Instructions for the task:
From the entries below, gather every line containing the string "description".

-- Start of Material provided --

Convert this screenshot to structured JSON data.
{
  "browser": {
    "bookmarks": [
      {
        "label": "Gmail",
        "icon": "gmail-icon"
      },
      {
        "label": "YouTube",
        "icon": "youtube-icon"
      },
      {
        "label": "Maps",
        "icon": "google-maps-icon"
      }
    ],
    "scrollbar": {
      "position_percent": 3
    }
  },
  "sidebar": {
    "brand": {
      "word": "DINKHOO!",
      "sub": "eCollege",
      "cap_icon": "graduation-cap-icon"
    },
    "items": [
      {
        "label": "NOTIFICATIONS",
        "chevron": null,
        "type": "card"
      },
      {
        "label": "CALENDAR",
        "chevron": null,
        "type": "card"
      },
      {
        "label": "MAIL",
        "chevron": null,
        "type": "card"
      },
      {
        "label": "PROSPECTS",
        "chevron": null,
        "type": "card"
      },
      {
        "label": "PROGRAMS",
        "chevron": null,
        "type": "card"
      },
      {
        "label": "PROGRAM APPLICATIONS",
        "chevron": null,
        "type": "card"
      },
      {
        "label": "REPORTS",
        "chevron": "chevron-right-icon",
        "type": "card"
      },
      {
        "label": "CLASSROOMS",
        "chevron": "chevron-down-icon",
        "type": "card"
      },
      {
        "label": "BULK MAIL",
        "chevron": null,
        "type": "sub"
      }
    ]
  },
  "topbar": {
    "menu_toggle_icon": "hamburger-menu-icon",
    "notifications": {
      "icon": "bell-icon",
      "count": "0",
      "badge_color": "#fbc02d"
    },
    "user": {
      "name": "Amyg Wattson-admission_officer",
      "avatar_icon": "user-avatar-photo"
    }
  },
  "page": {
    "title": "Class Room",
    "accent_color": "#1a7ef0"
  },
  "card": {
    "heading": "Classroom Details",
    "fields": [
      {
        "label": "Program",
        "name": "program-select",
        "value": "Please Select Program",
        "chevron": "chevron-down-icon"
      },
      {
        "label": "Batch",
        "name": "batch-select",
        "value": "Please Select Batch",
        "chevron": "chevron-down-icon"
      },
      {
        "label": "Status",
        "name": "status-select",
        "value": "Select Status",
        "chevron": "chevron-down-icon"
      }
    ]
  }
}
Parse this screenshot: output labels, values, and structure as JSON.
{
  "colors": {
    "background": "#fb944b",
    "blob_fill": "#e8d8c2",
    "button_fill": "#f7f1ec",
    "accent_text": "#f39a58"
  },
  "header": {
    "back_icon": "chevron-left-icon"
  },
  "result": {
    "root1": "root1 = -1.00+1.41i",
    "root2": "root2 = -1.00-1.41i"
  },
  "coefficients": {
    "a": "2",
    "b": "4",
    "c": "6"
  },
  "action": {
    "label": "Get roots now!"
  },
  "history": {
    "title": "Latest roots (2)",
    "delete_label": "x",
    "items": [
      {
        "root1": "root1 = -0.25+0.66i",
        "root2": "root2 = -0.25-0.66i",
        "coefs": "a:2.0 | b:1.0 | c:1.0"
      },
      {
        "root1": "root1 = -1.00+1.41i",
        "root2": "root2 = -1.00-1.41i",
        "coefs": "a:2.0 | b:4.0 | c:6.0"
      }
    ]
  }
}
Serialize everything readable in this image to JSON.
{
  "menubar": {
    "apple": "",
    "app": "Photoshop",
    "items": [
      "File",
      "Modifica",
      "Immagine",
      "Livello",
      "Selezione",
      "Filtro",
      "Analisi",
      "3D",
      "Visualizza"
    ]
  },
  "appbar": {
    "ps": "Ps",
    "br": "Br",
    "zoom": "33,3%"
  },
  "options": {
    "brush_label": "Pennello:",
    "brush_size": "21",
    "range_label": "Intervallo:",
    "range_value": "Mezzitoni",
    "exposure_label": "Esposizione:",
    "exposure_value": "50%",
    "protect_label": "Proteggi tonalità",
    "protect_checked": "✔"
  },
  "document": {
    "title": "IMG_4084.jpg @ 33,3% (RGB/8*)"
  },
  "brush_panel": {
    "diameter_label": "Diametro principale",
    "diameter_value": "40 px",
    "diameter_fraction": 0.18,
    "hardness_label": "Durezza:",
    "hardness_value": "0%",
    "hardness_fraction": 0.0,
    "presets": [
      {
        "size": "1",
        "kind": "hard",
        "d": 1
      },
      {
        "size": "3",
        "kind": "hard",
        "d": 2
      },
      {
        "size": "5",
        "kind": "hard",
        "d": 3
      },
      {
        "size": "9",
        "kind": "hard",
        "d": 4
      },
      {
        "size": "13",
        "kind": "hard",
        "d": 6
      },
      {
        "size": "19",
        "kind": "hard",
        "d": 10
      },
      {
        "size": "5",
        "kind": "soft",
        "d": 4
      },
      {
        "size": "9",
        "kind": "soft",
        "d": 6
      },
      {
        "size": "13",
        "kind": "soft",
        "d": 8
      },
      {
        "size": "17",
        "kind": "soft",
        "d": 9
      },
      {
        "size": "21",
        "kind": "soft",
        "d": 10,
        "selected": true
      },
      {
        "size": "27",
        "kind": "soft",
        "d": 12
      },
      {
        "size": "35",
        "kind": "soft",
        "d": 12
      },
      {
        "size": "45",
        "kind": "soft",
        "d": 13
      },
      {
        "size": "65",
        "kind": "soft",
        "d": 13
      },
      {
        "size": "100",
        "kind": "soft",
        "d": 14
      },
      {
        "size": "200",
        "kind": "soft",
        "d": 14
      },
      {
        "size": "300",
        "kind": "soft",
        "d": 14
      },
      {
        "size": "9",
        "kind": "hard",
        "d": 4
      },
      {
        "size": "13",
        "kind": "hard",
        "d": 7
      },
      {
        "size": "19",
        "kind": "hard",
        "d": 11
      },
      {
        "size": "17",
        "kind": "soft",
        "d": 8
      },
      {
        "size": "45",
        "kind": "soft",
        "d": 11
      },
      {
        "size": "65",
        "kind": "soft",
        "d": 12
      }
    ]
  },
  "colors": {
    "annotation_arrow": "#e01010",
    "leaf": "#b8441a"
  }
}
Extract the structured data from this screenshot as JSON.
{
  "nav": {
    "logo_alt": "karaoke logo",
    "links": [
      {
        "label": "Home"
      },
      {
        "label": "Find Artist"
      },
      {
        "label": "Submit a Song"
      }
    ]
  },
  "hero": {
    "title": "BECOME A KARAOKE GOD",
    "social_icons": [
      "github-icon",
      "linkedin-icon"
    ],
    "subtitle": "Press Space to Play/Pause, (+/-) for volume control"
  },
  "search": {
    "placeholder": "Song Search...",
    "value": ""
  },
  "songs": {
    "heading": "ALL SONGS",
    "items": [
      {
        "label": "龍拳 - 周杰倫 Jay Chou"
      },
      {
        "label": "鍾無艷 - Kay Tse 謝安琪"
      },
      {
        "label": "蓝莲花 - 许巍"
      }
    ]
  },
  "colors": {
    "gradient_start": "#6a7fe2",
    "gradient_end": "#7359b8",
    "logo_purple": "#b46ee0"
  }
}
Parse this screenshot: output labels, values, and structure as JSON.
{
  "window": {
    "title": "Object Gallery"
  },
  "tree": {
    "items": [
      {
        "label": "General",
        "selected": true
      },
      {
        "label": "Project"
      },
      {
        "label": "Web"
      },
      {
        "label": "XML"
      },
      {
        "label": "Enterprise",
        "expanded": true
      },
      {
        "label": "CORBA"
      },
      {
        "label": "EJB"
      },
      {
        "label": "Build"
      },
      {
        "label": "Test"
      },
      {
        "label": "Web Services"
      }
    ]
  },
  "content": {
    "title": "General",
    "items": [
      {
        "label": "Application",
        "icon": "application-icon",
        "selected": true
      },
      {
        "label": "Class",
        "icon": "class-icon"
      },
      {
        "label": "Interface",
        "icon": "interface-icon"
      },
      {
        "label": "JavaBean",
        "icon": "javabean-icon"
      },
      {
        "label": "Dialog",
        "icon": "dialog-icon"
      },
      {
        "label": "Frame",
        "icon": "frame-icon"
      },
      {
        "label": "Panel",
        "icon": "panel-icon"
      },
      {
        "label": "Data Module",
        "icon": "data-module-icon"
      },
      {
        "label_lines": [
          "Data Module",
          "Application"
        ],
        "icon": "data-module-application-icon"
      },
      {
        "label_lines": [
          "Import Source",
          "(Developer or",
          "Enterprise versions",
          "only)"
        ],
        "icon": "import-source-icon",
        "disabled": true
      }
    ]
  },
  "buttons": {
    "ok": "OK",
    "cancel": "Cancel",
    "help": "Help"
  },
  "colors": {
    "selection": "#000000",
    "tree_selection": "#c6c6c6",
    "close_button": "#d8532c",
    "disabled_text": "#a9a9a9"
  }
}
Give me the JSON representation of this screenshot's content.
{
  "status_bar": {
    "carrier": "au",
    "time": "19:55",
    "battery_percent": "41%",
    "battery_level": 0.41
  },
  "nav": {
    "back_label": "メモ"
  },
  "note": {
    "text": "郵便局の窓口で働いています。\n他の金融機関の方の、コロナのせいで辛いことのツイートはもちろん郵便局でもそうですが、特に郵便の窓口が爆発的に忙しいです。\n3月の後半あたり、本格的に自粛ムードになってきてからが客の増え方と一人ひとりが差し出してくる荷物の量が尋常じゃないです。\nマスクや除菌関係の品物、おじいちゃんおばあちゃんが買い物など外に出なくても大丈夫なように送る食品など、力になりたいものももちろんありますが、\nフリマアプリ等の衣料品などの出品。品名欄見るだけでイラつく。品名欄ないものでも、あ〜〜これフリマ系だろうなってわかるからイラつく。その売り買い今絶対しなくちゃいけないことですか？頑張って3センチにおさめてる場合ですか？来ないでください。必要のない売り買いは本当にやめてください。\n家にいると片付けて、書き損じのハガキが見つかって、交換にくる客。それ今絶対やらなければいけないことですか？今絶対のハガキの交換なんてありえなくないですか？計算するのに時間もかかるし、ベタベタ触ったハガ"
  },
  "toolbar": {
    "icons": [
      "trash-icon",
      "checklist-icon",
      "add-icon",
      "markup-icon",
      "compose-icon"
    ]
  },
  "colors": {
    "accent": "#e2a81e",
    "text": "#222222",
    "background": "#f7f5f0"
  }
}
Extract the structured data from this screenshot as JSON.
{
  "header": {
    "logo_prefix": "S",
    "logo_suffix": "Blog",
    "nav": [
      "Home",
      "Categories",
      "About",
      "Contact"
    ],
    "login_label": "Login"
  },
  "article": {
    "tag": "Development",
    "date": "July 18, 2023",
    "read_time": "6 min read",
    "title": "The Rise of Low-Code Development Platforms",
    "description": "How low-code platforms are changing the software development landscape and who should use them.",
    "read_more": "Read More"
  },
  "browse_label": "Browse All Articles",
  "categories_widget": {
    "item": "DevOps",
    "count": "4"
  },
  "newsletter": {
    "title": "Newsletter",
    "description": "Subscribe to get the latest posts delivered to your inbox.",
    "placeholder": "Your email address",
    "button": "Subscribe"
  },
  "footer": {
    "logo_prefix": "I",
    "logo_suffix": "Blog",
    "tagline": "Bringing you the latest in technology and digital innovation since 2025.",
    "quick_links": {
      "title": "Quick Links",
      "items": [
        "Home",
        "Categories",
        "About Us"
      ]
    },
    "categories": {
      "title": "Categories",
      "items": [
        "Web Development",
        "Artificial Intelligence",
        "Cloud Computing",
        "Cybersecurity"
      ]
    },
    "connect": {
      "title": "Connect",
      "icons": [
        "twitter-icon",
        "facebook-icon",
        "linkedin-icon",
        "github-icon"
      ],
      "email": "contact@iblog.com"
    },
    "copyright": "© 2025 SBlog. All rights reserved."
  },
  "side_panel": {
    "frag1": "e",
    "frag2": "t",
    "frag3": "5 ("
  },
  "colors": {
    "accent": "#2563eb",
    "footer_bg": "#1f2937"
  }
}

-- End of Material provided --

Solution to the exercise:
    "description": "How low-code platforms are changing the software development landscape and who should use them.",
    "description": "Subscribe to get the latest posts delivered to your inbox.",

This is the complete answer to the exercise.